Records excerpted from a collection:
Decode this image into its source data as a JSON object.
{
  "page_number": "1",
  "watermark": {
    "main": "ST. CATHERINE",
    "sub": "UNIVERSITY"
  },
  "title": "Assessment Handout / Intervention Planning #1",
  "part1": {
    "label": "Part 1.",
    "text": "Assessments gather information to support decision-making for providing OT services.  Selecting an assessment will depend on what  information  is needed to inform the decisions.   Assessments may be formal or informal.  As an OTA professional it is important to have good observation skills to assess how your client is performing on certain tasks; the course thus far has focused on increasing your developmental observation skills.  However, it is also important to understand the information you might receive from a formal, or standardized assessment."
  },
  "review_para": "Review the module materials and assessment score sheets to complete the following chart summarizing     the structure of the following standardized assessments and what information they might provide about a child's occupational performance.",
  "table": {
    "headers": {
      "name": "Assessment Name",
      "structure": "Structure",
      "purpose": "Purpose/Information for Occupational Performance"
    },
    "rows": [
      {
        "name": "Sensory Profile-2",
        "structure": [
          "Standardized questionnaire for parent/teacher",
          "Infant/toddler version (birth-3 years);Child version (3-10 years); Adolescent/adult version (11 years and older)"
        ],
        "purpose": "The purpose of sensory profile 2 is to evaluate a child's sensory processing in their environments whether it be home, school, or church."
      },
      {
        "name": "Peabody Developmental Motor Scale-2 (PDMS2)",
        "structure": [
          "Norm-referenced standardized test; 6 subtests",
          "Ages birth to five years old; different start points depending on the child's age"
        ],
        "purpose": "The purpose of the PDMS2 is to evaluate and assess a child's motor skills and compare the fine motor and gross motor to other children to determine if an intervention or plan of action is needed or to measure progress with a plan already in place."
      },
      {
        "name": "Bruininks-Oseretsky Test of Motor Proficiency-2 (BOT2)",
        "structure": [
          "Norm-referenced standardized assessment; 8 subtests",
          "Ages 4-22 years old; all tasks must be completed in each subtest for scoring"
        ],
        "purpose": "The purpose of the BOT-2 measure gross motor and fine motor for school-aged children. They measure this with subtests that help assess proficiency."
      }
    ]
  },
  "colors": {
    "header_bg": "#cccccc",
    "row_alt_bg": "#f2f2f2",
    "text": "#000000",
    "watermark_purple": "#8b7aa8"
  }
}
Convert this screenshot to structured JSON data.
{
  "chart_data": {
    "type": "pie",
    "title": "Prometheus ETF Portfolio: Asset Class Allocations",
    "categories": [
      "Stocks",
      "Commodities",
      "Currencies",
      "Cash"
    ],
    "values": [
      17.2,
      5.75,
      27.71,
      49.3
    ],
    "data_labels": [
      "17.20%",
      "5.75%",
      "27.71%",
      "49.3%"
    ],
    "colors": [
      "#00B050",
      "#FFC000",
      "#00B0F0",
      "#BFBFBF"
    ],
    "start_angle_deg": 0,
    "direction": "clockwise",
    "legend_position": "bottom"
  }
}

__PROBLEM STATEMENT__.
From the records given above, copy all lines containing "text".

__RESPONSE TO THE TASK__.
    "text": "Assessments gather information to support decision-making for providing OT services.  Selecting an assessment will depend on what  information  is needed to inform the decisions.   Assessments may be formal or informal.  As an OTA professional it is important to have good observation skills to assess how your client is performing on certain tasks; the course thus far has focused on increasing your developmental observation skills.  However, it is also important to understand the information you might receive from a formal, or standardized assessment."
    "text": "#000000",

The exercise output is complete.